Go over the entries below line by line, copying each one that contains the word "Percentage".

= Source records =
************

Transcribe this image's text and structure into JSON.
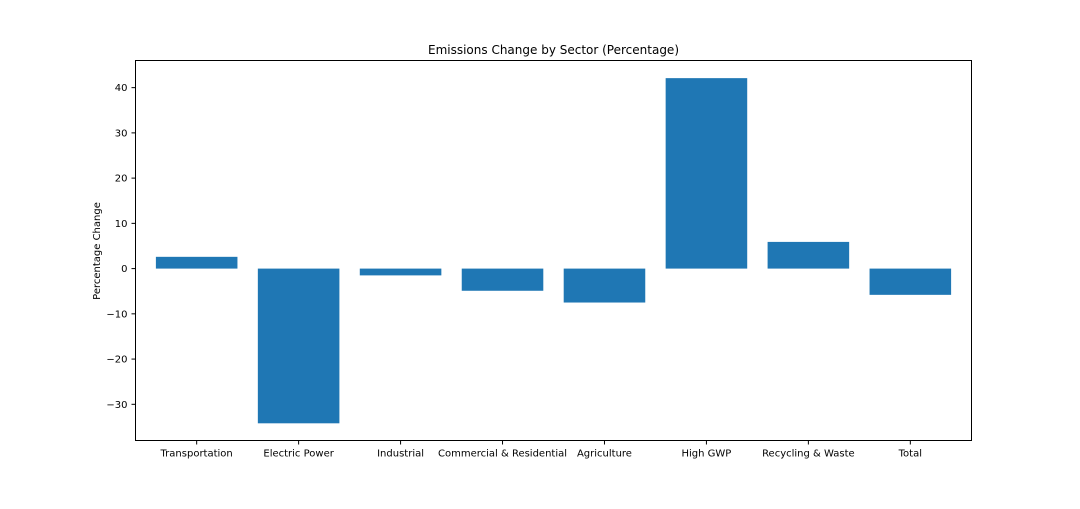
{
  "chart_data": {
    "type": "bar",
    "title": "Emissions Change by Sector (Percentage)",
    "xlabel": "",
    "ylabel": "Percentage Change",
    "categories": [
      "Transportation",
      "Electric Power",
      "Industrial",
      "Commercial & Residential",
      "Agriculture",
      "High GWP",
      "Recycling & Waste",
      "Total"
    ],
    "values": [
      2.6,
      -34.2,
      -1.5,
      -4.9,
      -7.5,
      42.1,
      5.9,
      -5.8
    ],
    "ylim": [
      -38,
      46
    ],
    "yticks": [
      -30,
      -20,
      -10,
      0,
      10,
      20,
      30,
      40
    ],
    "ytick_labels": [
      "−30",
      "−20",
      "−10",
      "0",
      "10",
      "20",
      "30",
      "40"
    ],
    "bar_color": "#1f77b4",
    "grid": false,
    "legend": "none"
  }
}
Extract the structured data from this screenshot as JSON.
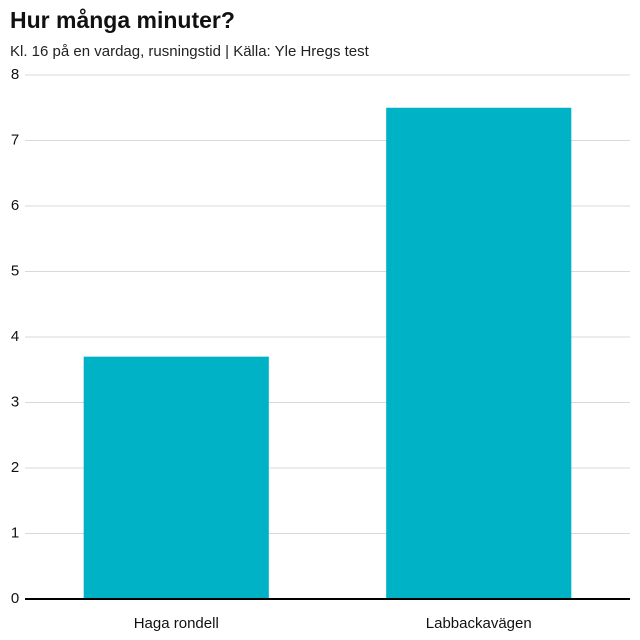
{
  "chart_data": {
    "type": "bar",
    "title": "Hur många minuter?",
    "subtitle": "Kl. 16 på en vardag, rusningstid | Källa: Yle Hregs test",
    "categories": [
      "Haga rondell",
      "Labbackavägen"
    ],
    "values": [
      3.7,
      7.5
    ],
    "color": "#00b2c6",
    "ylim": [
      0,
      8
    ],
    "yticks": [
      0,
      1,
      2,
      3,
      4,
      5,
      6,
      7,
      8
    ],
    "grid": true
  }
}
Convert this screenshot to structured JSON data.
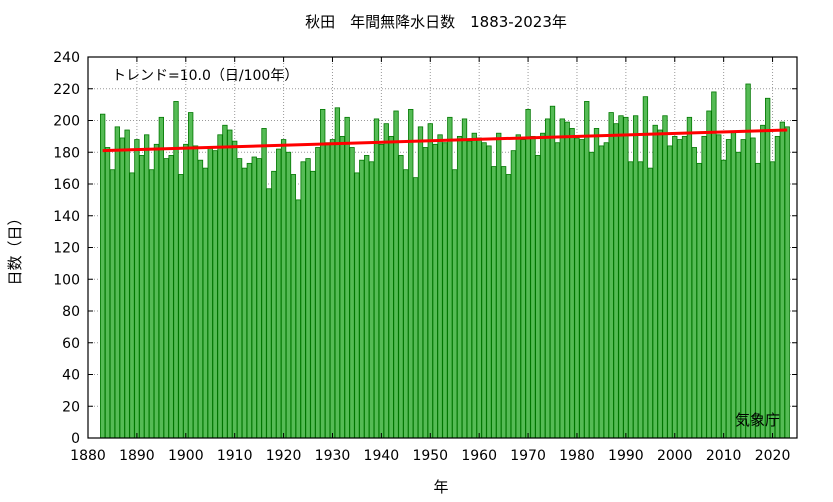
{
  "chart_data": {
    "type": "bar",
    "title": "秋田　年間無降水日数　1883-2023年",
    "xlabel": "年",
    "ylabel": "日数（日）",
    "trend_label": "トレンド=10.0（日/100年）",
    "source_label": "気象庁",
    "xlim": [
      1880,
      2025
    ],
    "ylim": [
      0,
      240
    ],
    "x_ticks": [
      1880,
      1890,
      1900,
      1910,
      1920,
      1930,
      1940,
      1950,
      1960,
      1970,
      1980,
      1990,
      2000,
      2010,
      2020
    ],
    "y_ticks": [
      0,
      20,
      40,
      60,
      80,
      100,
      120,
      140,
      160,
      180,
      200,
      220,
      240
    ],
    "grid": true,
    "start_year": 1883,
    "end_year": 2023,
    "values": [
      204,
      183,
      169,
      196,
      189,
      194,
      167,
      188,
      178,
      191,
      169,
      185,
      202,
      176,
      178,
      212,
      166,
      185,
      205,
      184,
      175,
      170,
      183,
      181,
      191,
      197,
      194,
      187,
      176,
      170,
      173,
      177,
      176,
      195,
      157,
      168,
      182,
      188,
      180,
      166,
      150,
      174,
      176,
      168,
      183,
      207,
      186,
      188,
      208,
      190,
      202,
      183,
      167,
      175,
      178,
      174,
      201,
      185,
      198,
      190,
      206,
      178,
      169,
      207,
      164,
      196,
      183,
      198,
      185,
      191,
      186,
      202,
      169,
      190,
      201,
      187,
      192,
      189,
      186,
      184,
      171,
      192,
      171,
      166,
      181,
      191,
      188,
      207,
      190,
      178,
      192,
      201,
      209,
      186,
      201,
      199,
      195,
      189,
      188,
      212,
      180,
      195,
      184,
      186,
      205,
      198,
      203,
      202,
      174,
      203,
      174,
      215,
      170,
      197,
      194,
      203,
      184,
      190,
      188,
      190,
      202,
      183,
      173,
      190,
      206,
      218,
      191,
      175,
      188,
      193,
      180,
      188,
      223,
      189,
      173,
      197,
      214,
      174,
      190,
      199,
      196
    ],
    "trend": {
      "start": 181,
      "end": 194
    },
    "colors": {
      "bar_fill": "#55bb55",
      "bar_edge": "#007700",
      "trend": "#ff0000",
      "grid": "#999999"
    }
  }
}
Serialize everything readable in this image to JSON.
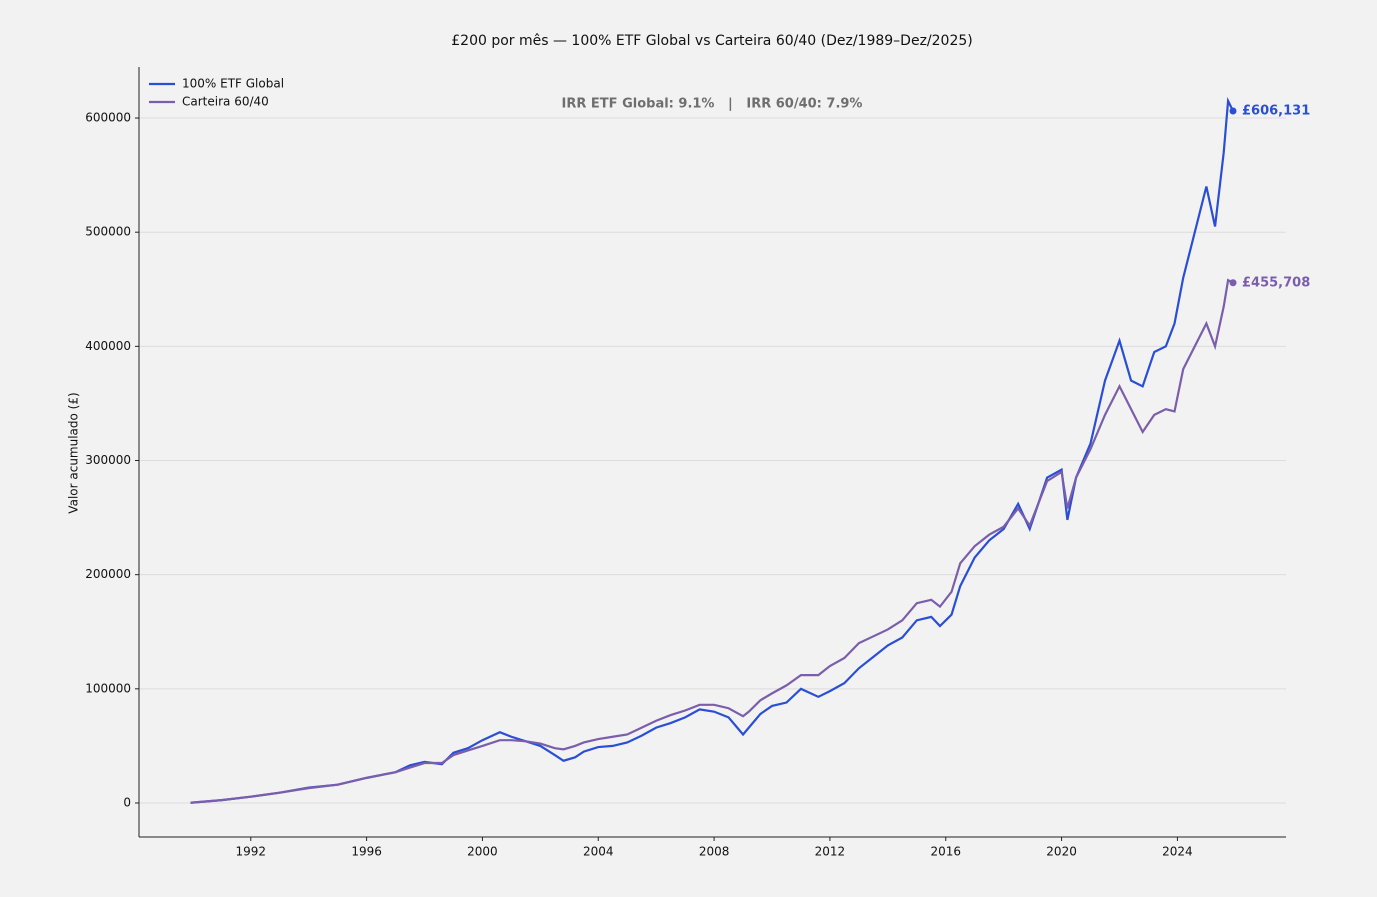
{
  "chart_data": {
    "type": "line",
    "title": "£200 por mês — 100% ETF Global vs Carteira 60/40 (Dez/1989–Dez/2025)",
    "annotation": "IRR ETF Global: 9.1%   |   IRR 60/40: 7.9%",
    "ylabel": "Valor acumulado (£)",
    "legend": "upper left",
    "grid": true,
    "xlim": [
      1988.14,
      2027.75
    ],
    "ylim": [
      -29800,
      644700
    ],
    "xticks": [
      1992,
      1996,
      2000,
      2004,
      2008,
      2012,
      2016,
      2020,
      2024
    ],
    "yticks": [
      0,
      100000,
      200000,
      300000,
      400000,
      500000,
      600000
    ],
    "x": [
      1989.92,
      1991,
      1992,
      1993,
      1994,
      1995,
      1996,
      1997,
      1997.5,
      1998,
      1998.6,
      1999,
      1999.5,
      2000,
      2000.6,
      2001,
      2001.5,
      2002,
      2002.5,
      2002.8,
      2003.2,
      2003.5,
      2004,
      2004.5,
      2005,
      2005.5,
      2006,
      2006.5,
      2007,
      2007.5,
      2008,
      2008.5,
      2009,
      2009.2,
      2009.6,
      2010,
      2010.5,
      2011,
      2011.6,
      2012,
      2012.5,
      2013,
      2013.5,
      2014,
      2014.5,
      2015,
      2015.5,
      2015.8,
      2016.2,
      2016.5,
      2017,
      2017.5,
      2018,
      2018.5,
      2018.9,
      2019.5,
      2020,
      2020.2,
      2020.5,
      2021,
      2021.5,
      2022,
      2022.4,
      2022.8,
      2023.2,
      2023.6,
      2023.9,
      2024.2,
      2024.5,
      2025,
      2025.3,
      2025.6,
      2025.75,
      2025.92
    ],
    "series": [
      {
        "name": "100% ETF Global",
        "color": "#2a4fd6",
        "values": [
          200,
          2500,
          5500,
          9000,
          13500,
          16000,
          22000,
          27000,
          33000,
          36000,
          34000,
          44000,
          48000,
          55000,
          62000,
          58000,
          54000,
          50000,
          42000,
          37000,
          40000,
          45000,
          49000,
          50000,
          53000,
          59000,
          66000,
          70000,
          75000,
          82000,
          80000,
          75000,
          60000,
          66000,
          78000,
          85000,
          88000,
          100000,
          93000,
          98000,
          105000,
          118000,
          128000,
          138000,
          145000,
          160000,
          163000,
          155000,
          165000,
          190000,
          215000,
          230000,
          240000,
          262000,
          240000,
          285000,
          292000,
          248000,
          285000,
          315000,
          370000,
          405000,
          370000,
          365000,
          395000,
          400000,
          420000,
          460000,
          490000,
          540000,
          505000,
          570000,
          615000,
          606131
        ],
        "value_labels": [
          null,
          null,
          null,
          null,
          null,
          null,
          null,
          null,
          null,
          null,
          null,
          null,
          null,
          null,
          null,
          null,
          null,
          null,
          null,
          null,
          null,
          null,
          null,
          null,
          null,
          null,
          null,
          null,
          null,
          null,
          null,
          null,
          null,
          null,
          null,
          null,
          null,
          null,
          null,
          null,
          null,
          null,
          null,
          null,
          null,
          null,
          null,
          null,
          null,
          null,
          null,
          null,
          null,
          null,
          null,
          null,
          null,
          null,
          null,
          null,
          null,
          null,
          null,
          null,
          null,
          null,
          null,
          null,
          null,
          null,
          null,
          null,
          null,
          "£606,131"
        ]
      },
      {
        "name": "Carteira 60/40",
        "color": "#7b5eab",
        "values": [
          200,
          2500,
          5500,
          9000,
          13000,
          16000,
          22000,
          27000,
          31000,
          35000,
          35000,
          42000,
          46000,
          50000,
          55000,
          55000,
          54000,
          52000,
          48000,
          47000,
          50000,
          53000,
          56000,
          58000,
          60000,
          66000,
          72000,
          77000,
          81000,
          86000,
          86000,
          83000,
          76000,
          80000,
          90000,
          96000,
          103000,
          112000,
          112000,
          120000,
          127000,
          140000,
          146000,
          152000,
          160000,
          175000,
          178000,
          172000,
          185000,
          210000,
          225000,
          235000,
          242000,
          258000,
          243000,
          282000,
          290000,
          258000,
          285000,
          310000,
          340000,
          365000,
          345000,
          325000,
          340000,
          345000,
          343000,
          380000,
          395000,
          420000,
          400000,
          435000,
          458000,
          455708
        ],
        "value_labels": [
          null,
          null,
          null,
          null,
          null,
          null,
          null,
          null,
          null,
          null,
          null,
          null,
          null,
          null,
          null,
          null,
          null,
          null,
          null,
          null,
          null,
          null,
          null,
          null,
          null,
          null,
          null,
          null,
          null,
          null,
          null,
          null,
          null,
          null,
          null,
          null,
          null,
          null,
          null,
          null,
          null,
          null,
          null,
          null,
          null,
          null,
          null,
          null,
          null,
          null,
          null,
          null,
          null,
          null,
          null,
          null,
          null,
          null,
          null,
          null,
          null,
          null,
          null,
          null,
          null,
          null,
          null,
          null,
          null,
          null,
          null,
          null,
          null,
          "£455,708"
        ]
      }
    ]
  }
}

************

= Correct response =
    "title": "Emissions Change by Sector (Percentage)",
    "ylabel": "Percentage Change",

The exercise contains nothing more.